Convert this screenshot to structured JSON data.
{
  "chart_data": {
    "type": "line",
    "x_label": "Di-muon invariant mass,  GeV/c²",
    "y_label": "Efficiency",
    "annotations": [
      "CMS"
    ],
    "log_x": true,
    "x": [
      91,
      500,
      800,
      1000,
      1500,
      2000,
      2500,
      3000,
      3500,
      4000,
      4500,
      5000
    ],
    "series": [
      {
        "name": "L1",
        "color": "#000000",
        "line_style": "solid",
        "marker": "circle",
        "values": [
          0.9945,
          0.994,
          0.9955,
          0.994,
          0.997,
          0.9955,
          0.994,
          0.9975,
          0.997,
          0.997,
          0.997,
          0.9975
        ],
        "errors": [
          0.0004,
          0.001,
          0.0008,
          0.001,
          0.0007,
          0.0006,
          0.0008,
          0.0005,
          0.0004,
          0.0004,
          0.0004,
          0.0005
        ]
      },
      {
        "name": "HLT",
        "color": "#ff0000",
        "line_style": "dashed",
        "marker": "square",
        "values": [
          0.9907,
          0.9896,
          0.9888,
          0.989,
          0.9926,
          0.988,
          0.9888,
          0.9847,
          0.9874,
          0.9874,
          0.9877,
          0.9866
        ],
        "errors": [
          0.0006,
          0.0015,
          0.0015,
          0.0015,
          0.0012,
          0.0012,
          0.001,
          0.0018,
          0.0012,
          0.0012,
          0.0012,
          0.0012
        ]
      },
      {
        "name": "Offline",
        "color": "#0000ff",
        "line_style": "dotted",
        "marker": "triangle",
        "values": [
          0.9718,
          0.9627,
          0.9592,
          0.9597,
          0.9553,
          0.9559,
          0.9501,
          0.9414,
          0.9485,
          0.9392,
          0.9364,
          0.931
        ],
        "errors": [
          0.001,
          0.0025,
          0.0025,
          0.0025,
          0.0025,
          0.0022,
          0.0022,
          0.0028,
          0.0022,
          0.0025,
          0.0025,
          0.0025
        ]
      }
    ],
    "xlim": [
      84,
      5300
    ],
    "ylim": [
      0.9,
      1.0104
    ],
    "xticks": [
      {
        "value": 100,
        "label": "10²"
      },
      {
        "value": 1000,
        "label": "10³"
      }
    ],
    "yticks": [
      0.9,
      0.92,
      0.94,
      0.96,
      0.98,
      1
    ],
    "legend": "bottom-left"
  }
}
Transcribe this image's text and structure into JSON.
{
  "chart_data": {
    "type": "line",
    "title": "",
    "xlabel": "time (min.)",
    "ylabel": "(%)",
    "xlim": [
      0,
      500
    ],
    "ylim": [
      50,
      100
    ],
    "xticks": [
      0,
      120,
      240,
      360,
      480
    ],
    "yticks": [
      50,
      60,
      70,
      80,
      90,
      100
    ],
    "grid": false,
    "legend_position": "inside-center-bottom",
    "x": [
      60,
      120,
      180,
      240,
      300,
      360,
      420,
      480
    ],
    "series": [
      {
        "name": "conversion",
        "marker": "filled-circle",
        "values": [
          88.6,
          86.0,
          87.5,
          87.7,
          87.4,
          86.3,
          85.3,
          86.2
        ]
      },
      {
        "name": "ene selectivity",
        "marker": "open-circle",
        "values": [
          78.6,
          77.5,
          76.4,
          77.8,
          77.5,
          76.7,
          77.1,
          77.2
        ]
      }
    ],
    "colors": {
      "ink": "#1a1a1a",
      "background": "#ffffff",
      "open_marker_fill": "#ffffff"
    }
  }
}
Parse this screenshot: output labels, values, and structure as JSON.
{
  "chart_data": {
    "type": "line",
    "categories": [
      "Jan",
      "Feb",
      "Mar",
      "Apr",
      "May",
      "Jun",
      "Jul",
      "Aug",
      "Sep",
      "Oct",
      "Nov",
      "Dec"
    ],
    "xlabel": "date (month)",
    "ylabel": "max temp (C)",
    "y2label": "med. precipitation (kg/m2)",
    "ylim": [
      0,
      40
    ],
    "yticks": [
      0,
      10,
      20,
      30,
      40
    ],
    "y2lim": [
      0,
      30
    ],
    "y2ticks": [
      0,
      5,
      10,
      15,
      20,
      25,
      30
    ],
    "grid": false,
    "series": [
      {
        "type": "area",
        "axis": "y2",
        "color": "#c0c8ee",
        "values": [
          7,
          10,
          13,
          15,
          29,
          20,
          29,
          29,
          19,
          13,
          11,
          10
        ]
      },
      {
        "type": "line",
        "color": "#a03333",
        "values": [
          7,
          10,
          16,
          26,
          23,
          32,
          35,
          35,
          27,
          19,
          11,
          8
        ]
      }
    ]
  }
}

§ **WHAT THIS TASK INVOLVES**: Your task is to give the records above again, exactly.

§ **ANSWER TO THE TASK**:
Convert this screenshot to structured JSON data.
{
  "chart_data": {
    "type": "line",
    "x_label": "Di-muon invariant mass,  GeV/c²",
    "y_label": "Efficiency",
    "annotations": [
      "CMS"
    ],
    "log_x": true,
    "x": [
      91,
      500,
      800,
      1000,
      1500,
      2000,
      2500,
      3000,
      3500,
      4000,
      4500,
      5000
    ],
    "series": [
      {
        "name": "L1",
        "color": "#000000",
        "line_style": "solid",
        "marker": "circle",
        "values": [
          0.9945,
          0.994,
          0.9955,
          0.994,
          0.997,
          0.9955,
          0.994,
          0.9975,
          0.997,
          0.997,
          0.997,
          0.9975
        ],
        "errors": [
          0.0004,
          0.001,
          0.0008,
          0.001,
          0.0007,
          0.0006,
          0.0008,
          0.0005,
          0.0004,
          0.0004,
          0.0004,
          0.0005
        ]
      },
      {
        "name": "HLT",
        "color": "#ff0000",
        "line_style": "dashed",
        "marker": "square",
        "values": [
          0.9907,
          0.9896,
          0.9888,
          0.989,
          0.9926,
          0.988,
          0.9888,
          0.9847,
          0.9874,
          0.9874,
          0.9877,
          0.9866
        ],
        "errors": [
          0.0006,
          0.0015,
          0.0015,
          0.0015,
          0.0012,
          0.0012,
          0.001,
          0.0018,
          0.0012,
          0.0012,
          0.0012,
          0.0012
        ]
      },
      {
        "name": "Offline",
        "color": "#0000ff",
        "line_style": "dotted",
        "marker": "triangle",
        "values": [
          0.9718,
          0.9627,
          0.9592,
          0.9597,
          0.9553,
          0.9559,
          0.9501,
          0.9414,
          0.9485,
          0.9392,
          0.9364,
          0.931
        ],
        "errors": [
          0.001,
          0.0025,
          0.0025,
          0.0025,
          0.0025,
          0.0022,
          0.0022,
          0.0028,
          0.0022,
          0.0025,
          0.0025,
          0.0025
        ]
      }
    ],
    "xlim": [
      84,
      5300
    ],
    "ylim": [
      0.9,
      1.0104
    ],
    "xticks": [
      {
        "value": 100,
        "label": "10²"
      },
      {
        "value": 1000,
        "label": "10³"
      }
    ],
    "yticks": [
      0.9,
      0.92,
      0.94,
      0.96,
      0.98,
      1
    ],
    "legend": "bottom-left"
  }
}
Transcribe this image's text and structure into JSON.
{
  "chart_data": {
    "type": "line",
    "title": "",
    "xlabel": "time (min.)",
    "ylabel": "(%)",
    "xlim": [
      0,
      500
    ],
    "ylim": [
      50,
      100
    ],
    "xticks": [
      0,
      120,
      240,
      360,
      480
    ],
    "yticks": [
      50,
      60,
      70,
      80,
      90,
      100
    ],
    "grid": false,
    "legend_position": "inside-center-bottom",
    "x": [
      60,
      120,
      180,
      240,
      300,
      360,
      420,
      480
    ],
    "series": [
      {
        "name": "conversion",
        "marker": "filled-circle",
        "values": [
          88.6,
          86.0,
          87.5,
          87.7,
          87.4,
          86.3,
          85.3,
          86.2
        ]
      },
      {
        "name": "ene selectivity",
        "marker": "open-circle",
        "values": [
          78.6,
          77.5,
          76.4,
          77.8,
          77.5,
          76.7,
          77.1,
          77.2
        ]
      }
    ],
    "colors": {
      "ink": "#1a1a1a",
      "background": "#ffffff",
      "open_marker_fill": "#ffffff"
    }
  }
}
Parse this screenshot: output labels, values, and structure as JSON.
{
  "chart_data": {
    "type": "line",
    "categories": [
      "Jan",
      "Feb",
      "Mar",
      "Apr",
      "May",
      "Jun",
      "Jul",
      "Aug",
      "Sep",
      "Oct",
      "Nov",
      "Dec"
    ],
    "xlabel": "date (month)",
    "ylabel": "max temp (C)",
    "y2label": "med. precipitation (kg/m2)",
    "ylim": [
      0,
      40
    ],
    "yticks": [
      0,
      10,
      20,
      30,
      40
    ],
    "y2lim": [
      0,
      30
    ],
    "y2ticks": [
      0,
      5,
      10,
      15,
      20,
      25,
      30
    ],
    "grid": false,
    "series": [
      {
        "type": "area",
        "axis": "y2",
        "color": "#c0c8ee",
        "values": [
          7,
          10,
          13,
          15,
          29,
          20,
          29,
          29,
          19,
          13,
          11,
          10
        ]
      },
      {
        "type": "line",
        "color": "#a03333",
        "values": [
          7,
          10,
          16,
          26,
          23,
          32,
          35,
          35,
          27,
          19,
          11,
          8
        ]
      }
    ]
  }
}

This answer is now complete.